Tally how many lines include "icon". The number is the whole answer.

* Begin *

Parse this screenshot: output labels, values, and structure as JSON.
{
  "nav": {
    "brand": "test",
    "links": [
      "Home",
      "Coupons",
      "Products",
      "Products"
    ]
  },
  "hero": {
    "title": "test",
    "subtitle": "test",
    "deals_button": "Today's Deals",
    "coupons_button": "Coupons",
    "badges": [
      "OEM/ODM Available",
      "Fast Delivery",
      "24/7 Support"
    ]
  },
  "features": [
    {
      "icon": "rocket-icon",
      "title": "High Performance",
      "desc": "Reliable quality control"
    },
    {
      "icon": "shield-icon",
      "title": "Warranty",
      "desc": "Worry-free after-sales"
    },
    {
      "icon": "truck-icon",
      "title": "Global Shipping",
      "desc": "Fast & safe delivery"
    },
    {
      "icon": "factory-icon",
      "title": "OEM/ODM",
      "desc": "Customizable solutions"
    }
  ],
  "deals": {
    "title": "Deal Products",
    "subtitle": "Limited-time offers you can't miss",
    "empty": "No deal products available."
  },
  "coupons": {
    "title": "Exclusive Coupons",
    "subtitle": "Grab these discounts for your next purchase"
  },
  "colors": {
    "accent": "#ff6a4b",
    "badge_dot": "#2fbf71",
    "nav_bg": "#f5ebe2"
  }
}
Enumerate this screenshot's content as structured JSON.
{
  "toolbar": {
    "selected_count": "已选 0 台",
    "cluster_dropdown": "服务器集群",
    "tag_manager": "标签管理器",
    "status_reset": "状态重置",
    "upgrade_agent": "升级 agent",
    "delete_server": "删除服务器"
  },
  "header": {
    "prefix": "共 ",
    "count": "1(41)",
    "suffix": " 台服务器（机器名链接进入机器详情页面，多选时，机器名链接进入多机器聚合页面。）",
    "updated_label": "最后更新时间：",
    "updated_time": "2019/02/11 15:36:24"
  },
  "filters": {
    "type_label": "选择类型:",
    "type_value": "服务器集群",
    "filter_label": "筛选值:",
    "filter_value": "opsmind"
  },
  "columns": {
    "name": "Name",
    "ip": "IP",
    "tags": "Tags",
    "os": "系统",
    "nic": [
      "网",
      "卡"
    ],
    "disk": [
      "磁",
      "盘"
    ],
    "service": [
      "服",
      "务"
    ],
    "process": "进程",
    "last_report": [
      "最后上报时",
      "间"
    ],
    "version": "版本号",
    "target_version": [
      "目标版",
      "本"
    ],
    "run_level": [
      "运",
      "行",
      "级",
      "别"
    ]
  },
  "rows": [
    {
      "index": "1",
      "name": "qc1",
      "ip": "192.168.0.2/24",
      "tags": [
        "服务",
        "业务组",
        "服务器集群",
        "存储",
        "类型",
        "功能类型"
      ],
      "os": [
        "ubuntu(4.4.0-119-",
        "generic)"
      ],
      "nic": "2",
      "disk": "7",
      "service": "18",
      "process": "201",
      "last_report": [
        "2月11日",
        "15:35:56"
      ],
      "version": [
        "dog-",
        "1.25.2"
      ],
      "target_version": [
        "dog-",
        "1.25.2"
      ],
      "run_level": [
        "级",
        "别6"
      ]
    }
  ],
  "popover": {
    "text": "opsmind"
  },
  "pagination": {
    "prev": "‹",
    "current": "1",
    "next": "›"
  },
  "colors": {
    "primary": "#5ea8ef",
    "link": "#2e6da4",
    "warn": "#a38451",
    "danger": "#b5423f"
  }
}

* End *

#### [ANSWER BELOW]
4